(To do):
Give all of the lines again, with nothing added or dropped.

(Material for the task):
□ □ □ □ □ □ □
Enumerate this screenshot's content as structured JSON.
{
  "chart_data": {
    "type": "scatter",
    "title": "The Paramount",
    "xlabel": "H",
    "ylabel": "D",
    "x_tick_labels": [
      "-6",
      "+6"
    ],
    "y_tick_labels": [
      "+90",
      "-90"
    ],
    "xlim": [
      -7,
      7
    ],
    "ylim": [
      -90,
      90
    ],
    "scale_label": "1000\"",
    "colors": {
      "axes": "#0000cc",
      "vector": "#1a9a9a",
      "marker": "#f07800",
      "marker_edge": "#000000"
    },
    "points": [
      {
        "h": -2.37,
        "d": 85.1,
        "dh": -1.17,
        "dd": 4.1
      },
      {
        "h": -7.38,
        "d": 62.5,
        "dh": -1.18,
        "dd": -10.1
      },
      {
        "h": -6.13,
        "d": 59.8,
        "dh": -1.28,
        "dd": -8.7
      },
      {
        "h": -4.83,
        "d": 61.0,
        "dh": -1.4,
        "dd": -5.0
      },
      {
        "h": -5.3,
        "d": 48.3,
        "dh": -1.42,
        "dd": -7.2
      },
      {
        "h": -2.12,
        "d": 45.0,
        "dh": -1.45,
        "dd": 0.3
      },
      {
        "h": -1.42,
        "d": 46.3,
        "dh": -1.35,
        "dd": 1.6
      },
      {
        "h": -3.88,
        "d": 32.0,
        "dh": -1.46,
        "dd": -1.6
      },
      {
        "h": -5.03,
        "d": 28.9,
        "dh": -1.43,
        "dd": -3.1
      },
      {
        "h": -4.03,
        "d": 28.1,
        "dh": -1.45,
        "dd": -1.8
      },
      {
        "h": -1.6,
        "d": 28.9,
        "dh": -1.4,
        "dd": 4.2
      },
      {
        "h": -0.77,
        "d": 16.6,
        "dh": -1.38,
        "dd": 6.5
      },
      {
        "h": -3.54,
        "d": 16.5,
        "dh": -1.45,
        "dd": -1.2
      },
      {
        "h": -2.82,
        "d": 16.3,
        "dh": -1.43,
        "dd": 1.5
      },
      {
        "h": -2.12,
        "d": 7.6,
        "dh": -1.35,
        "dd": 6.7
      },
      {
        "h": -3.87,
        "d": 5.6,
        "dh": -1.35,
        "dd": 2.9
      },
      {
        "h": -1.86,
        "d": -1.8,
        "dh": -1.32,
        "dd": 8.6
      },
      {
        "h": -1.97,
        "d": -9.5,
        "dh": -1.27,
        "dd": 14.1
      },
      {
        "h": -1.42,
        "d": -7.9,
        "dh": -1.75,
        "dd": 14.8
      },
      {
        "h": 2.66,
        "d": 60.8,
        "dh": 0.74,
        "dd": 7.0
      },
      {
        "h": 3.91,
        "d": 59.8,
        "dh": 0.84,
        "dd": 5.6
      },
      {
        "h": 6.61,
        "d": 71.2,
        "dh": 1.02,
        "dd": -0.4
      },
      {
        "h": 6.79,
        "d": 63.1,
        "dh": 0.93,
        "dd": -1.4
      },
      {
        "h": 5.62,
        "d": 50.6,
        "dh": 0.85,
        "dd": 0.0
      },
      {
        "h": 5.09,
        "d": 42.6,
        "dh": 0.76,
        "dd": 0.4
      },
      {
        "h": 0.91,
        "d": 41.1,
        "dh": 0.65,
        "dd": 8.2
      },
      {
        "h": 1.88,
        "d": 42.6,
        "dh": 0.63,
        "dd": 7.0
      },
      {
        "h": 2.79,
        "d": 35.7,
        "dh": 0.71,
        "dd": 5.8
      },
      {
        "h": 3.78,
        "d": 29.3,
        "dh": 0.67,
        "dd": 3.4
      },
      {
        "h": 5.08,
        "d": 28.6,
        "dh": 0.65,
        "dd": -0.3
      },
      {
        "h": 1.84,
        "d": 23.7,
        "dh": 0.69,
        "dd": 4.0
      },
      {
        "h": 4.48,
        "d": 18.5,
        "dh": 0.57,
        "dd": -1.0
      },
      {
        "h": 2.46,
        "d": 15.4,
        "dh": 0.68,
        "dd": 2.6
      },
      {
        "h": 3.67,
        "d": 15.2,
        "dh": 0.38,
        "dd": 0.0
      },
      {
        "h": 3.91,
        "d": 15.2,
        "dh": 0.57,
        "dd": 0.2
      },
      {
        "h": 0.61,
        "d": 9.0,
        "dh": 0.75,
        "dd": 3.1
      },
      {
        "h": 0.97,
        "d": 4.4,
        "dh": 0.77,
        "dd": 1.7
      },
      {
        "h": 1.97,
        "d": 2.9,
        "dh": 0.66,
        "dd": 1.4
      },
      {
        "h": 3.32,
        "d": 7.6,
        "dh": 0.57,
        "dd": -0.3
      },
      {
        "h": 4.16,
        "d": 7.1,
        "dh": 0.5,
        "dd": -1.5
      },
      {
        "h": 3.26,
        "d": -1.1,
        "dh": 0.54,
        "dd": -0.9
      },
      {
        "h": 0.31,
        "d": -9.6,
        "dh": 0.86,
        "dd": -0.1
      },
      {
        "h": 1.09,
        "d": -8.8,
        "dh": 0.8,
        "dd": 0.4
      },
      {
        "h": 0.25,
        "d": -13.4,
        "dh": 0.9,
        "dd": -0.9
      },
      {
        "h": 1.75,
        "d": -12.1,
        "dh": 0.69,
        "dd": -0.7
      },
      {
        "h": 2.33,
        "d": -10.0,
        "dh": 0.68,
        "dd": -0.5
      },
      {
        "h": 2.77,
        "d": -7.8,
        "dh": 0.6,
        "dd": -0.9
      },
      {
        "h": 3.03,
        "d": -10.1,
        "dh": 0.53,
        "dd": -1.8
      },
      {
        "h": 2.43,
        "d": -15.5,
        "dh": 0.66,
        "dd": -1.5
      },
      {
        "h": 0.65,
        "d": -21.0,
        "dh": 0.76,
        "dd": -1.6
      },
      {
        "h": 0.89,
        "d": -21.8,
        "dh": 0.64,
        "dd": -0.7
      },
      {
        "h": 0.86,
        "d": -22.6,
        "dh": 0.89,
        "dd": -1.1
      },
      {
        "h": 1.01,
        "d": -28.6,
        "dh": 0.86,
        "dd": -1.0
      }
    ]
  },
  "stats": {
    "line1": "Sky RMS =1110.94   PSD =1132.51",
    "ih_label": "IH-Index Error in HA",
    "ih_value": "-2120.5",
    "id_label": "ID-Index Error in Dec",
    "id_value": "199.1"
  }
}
□ □ □ □ □ □ □
(Output for this exercise):
Enumerate this screenshot's content as structured JSON.
{
  "chart_data": {
    "type": "scatter",
    "title": "The Paramount",
    "xlabel": "H",
    "ylabel": "D",
    "x_tick_labels": [
      "-6",
      "+6"
    ],
    "y_tick_labels": [
      "+90",
      "-90"
    ],
    "xlim": [
      -7,
      7
    ],
    "ylim": [
      -90,
      90
    ],
    "scale_label": "1000\"",
    "colors": {
      "axes": "#0000cc",
      "vector": "#1a9a9a",
      "marker": "#f07800",
      "marker_edge": "#000000"
    },
    "points": [
      {
        "h": -2.37,
        "d": 85.1,
        "dh": -1.17,
        "dd": 4.1
      },
      {
        "h": -7.38,
        "d": 62.5,
        "dh": -1.18,
        "dd": -10.1
      },
      {
        "h": -6.13,
        "d": 59.8,
        "dh": -1.28,
        "dd": -8.7
      },
      {
        "h": -4.83,
        "d": 61.0,
        "dh": -1.4,
        "dd": -5.0
      },
      {
        "h": -5.3,
        "d": 48.3,
        "dh": -1.42,
        "dd": -7.2
      },
      {
        "h": -2.12,
        "d": 45.0,
        "dh": -1.45,
        "dd": 0.3
      },
      {
        "h": -1.42,
        "d": 46.3,
        "dh": -1.35,
        "dd": 1.6
      },
      {
        "h": -3.88,
        "d": 32.0,
        "dh": -1.46,
        "dd": -1.6
      },
      {
        "h": -5.03,
        "d": 28.9,
        "dh": -1.43,
        "dd": -3.1
      },
      {
        "h": -4.03,
        "d": 28.1,
        "dh": -1.45,
        "dd": -1.8
      },
      {
        "h": -1.6,
        "d": 28.9,
        "dh": -1.4,
        "dd": 4.2
      },
      {
        "h": -0.77,
        "d": 16.6,
        "dh": -1.38,
        "dd": 6.5
      },
      {
        "h": -3.54,
        "d": 16.5,
        "dh": -1.45,
        "dd": -1.2
      },
      {
        "h": -2.82,
        "d": 16.3,
        "dh": -1.43,
        "dd": 1.5
      },
      {
        "h": -2.12,
        "d": 7.6,
        "dh": -1.35,
        "dd": 6.7
      },
      {
        "h": -3.87,
        "d": 5.6,
        "dh": -1.35,
        "dd": 2.9
      },
      {
        "h": -1.86,
        "d": -1.8,
        "dh": -1.32,
        "dd": 8.6
      },
      {
        "h": -1.97,
        "d": -9.5,
        "dh": -1.27,
        "dd": 14.1
      },
      {
        "h": -1.42,
        "d": -7.9,
        "dh": -1.75,
        "dd": 14.8
      },
      {
        "h": 2.66,
        "d": 60.8,
        "dh": 0.74,
        "dd": 7.0
      },
      {
        "h": 3.91,
        "d": 59.8,
        "dh": 0.84,
        "dd": 5.6
      },
      {
        "h": 6.61,
        "d": 71.2,
        "dh": 1.02,
        "dd": -0.4
      },
      {
        "h": 6.79,
        "d": 63.1,
        "dh": 0.93,
        "dd": -1.4
      },
      {
        "h": 5.62,
        "d": 50.6,
        "dh": 0.85,
        "dd": 0.0
      },
      {
        "h": 5.09,
        "d": 42.6,
        "dh": 0.76,
        "dd": 0.4
      },
      {
        "h": 0.91,
        "d": 41.1,
        "dh": 0.65,
        "dd": 8.2
      },
      {
        "h": 1.88,
        "d": 42.6,
        "dh": 0.63,
        "dd": 7.0
      },
      {
        "h": 2.79,
        "d": 35.7,
        "dh": 0.71,
        "dd": 5.8
      },
      {
        "h": 3.78,
        "d": 29.3,
        "dh": 0.67,
        "dd": 3.4
      },
      {
        "h": 5.08,
        "d": 28.6,
        "dh": 0.65,
        "dd": -0.3
      },
      {
        "h": 1.84,
        "d": 23.7,
        "dh": 0.69,
        "dd": 4.0
      },
      {
        "h": 4.48,
        "d": 18.5,
        "dh": 0.57,
        "dd": -1.0
      },
      {
        "h": 2.46,
        "d": 15.4,
        "dh": 0.68,
        "dd": 2.6
      },
      {
        "h": 3.67,
        "d": 15.2,
        "dh": 0.38,
        "dd": 0.0
      },
      {
        "h": 3.91,
        "d": 15.2,
        "dh": 0.57,
        "dd": 0.2
      },
      {
        "h": 0.61,
        "d": 9.0,
        "dh": 0.75,
        "dd": 3.1
      },
      {
        "h": 0.97,
        "d": 4.4,
        "dh": 0.77,
        "dd": 1.7
      },
      {
        "h": 1.97,
        "d": 2.9,
        "dh": 0.66,
        "dd": 1.4
      },
      {
        "h": 3.32,
        "d": 7.6,
        "dh": 0.57,
        "dd": -0.3
      },
      {
        "h": 4.16,
        "d": 7.1,
        "dh": 0.5,
        "dd": -1.5
      },
      {
        "h": 3.26,
        "d": -1.1,
        "dh": 0.54,
        "dd": -0.9
      },
      {
        "h": 0.31,
        "d": -9.6,
        "dh": 0.86,
        "dd": -0.1
      },
      {
        "h": 1.09,
        "d": -8.8,
        "dh": 0.8,
        "dd": 0.4
      },
      {
        "h": 0.25,
        "d": -13.4,
        "dh": 0.9,
        "dd": -0.9
      },
      {
        "h": 1.75,
        "d": -12.1,
        "dh": 0.69,
        "dd": -0.7
      },
      {
        "h": 2.33,
        "d": -10.0,
        "dh": 0.68,
        "dd": -0.5
      },
      {
        "h": 2.77,
        "d": -7.8,
        "dh": 0.6,
        "dd": -0.9
      },
      {
        "h": 3.03,
        "d": -10.1,
        "dh": 0.53,
        "dd": -1.8
      },
      {
        "h": 2.43,
        "d": -15.5,
        "dh": 0.66,
        "dd": -1.5
      },
      {
        "h": 0.65,
        "d": -21.0,
        "dh": 0.76,
        "dd": -1.6
      },
      {
        "h": 0.89,
        "d": -21.8,
        "dh": 0.64,
        "dd": -0.7
      },
      {
        "h": 0.86,
        "d": -22.6,
        "dh": 0.89,
        "dd": -1.1
      },
      {
        "h": 1.01,
        "d": -28.6,
        "dh": 0.86,
        "dd": -1.0
      }
    ]
  },
  "stats": {
    "line1": "Sky RMS =1110.94   PSD =1132.51",
    "ih_label": "IH-Index Error in HA",
    "ih_value": "-2120.5",
    "id_label": "ID-Index Error in Dec",
    "id_value": "199.1"
  }
}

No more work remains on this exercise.